## Begin

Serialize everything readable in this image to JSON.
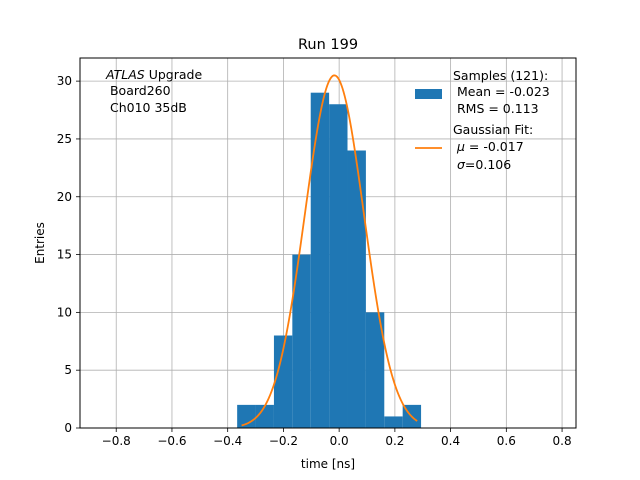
{
  "chart_data": {
    "type": "bar",
    "title": "Run 199",
    "xlabel": "time [ns]",
    "ylabel": "Entries",
    "xlim": [
      -0.93,
      0.85
    ],
    "ylim": [
      0,
      32
    ],
    "xticks": [
      -0.8,
      -0.6,
      -0.4,
      -0.2,
      0.0,
      0.2,
      0.4,
      0.6,
      0.8
    ],
    "xtick_labels": [
      "−0.8",
      "−0.6",
      "−0.4",
      "−0.2",
      "0.0",
      "0.2",
      "0.4",
      "0.6",
      "0.8"
    ],
    "yticks": [
      0,
      5,
      10,
      15,
      20,
      25,
      30
    ],
    "ytick_labels": [
      "0",
      "5",
      "10",
      "15",
      "20",
      "25",
      "30"
    ],
    "grid": true,
    "bin_edges": [
      -0.366,
      -0.3,
      -0.234,
      -0.168,
      -0.102,
      -0.036,
      0.03,
      0.096,
      0.162,
      0.228,
      0.294
    ],
    "bar_values": [
      2,
      2,
      8,
      15,
      29,
      28,
      24,
      10,
      1,
      2
    ],
    "gaussian_fit": {
      "amplitude": 30.5,
      "mu": -0.017,
      "sigma": 0.106,
      "x_range": [
        -0.35,
        0.28
      ]
    },
    "colors": {
      "histogram": "#1f77b4",
      "fit": "#ff7f0e",
      "grid": "#b0b0b0"
    },
    "annotation": {
      "line1_italic": "ATLAS",
      "line1_rest": " Upgrade",
      "line2": " Board260",
      "line3": " Ch010 35dB"
    },
    "legend": {
      "placement": "top-right",
      "samples_lines": [
        "Samples (121):",
        " Mean = -0.023",
        " RMS = 0.113"
      ],
      "fit_title": "Gaussian Fit:",
      "fit_mu_symbol": "μ",
      "fit_mu_rest": " = -0.017",
      "fit_sigma_symbol": "σ",
      "fit_sigma_rest": "=0.106"
    }
  }
}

## End

# The problem
Output the data above without changes, apart from leaving out the pictures.

# Solution to the exercise
Serialize everything readable in this image to JSON.
{
  "chart_data": {
    "type": "bar",
    "title": "Run 199",
    "xlabel": "time [ns]",
    "ylabel": "Entries",
    "xlim": [
      -0.93,
      0.85
    ],
    "ylim": [
      0,
      32
    ],
    "xticks": [
      -0.8,
      -0.6,
      -0.4,
      -0.2,
      0.0,
      0.2,
      0.4,
      0.6,
      0.8
    ],
    "xtick_labels": [
      "−0.8",
      "−0.6",
      "−0.4",
      "−0.2",
      "0.0",
      "0.2",
      "0.4",
      "0.6",
      "0.8"
    ],
    "yticks": [
      0,
      5,
      10,
      15,
      20,
      25,
      30
    ],
    "ytick_labels": [
      "0",
      "5",
      "10",
      "15",
      "20",
      "25",
      "30"
    ],
    "grid": true,
    "bin_edges": [
      -0.366,
      -0.3,
      -0.234,
      -0.168,
      -0.102,
      -0.036,
      0.03,
      0.096,
      0.162,
      0.228,
      0.294
    ],
    "bar_values": [
      2,
      2,
      8,
      15,
      29,
      28,
      24,
      10,
      1,
      2
    ],
    "gaussian_fit": {
      "amplitude": 30.5,
      "mu": -0.017,
      "sigma": 0.106,
      "x_range": [
        -0.35,
        0.28
      ]
    },
    "colors": {
      "histogram": "#1f77b4",
      "fit": "#ff7f0e",
      "grid": "#b0b0b0"
    },
    "annotation": {
      "line1_italic": "ATLAS",
      "line1_rest": " Upgrade",
      "line2": " Board260",
      "line3": " Ch010 35dB"
    },
    "legend": {
      "placement": "top-right",
      "samples_lines": [
        "Samples (121):",
        " Mean = -0.023",
        " RMS = 0.113"
      ],
      "fit_title": "Gaussian Fit:",
      "fit_mu_symbol": "μ",
      "fit_mu_rest": " = -0.017",
      "fit_sigma_symbol": "σ",
      "fit_sigma_rest": "=0.106"
    }
  }
}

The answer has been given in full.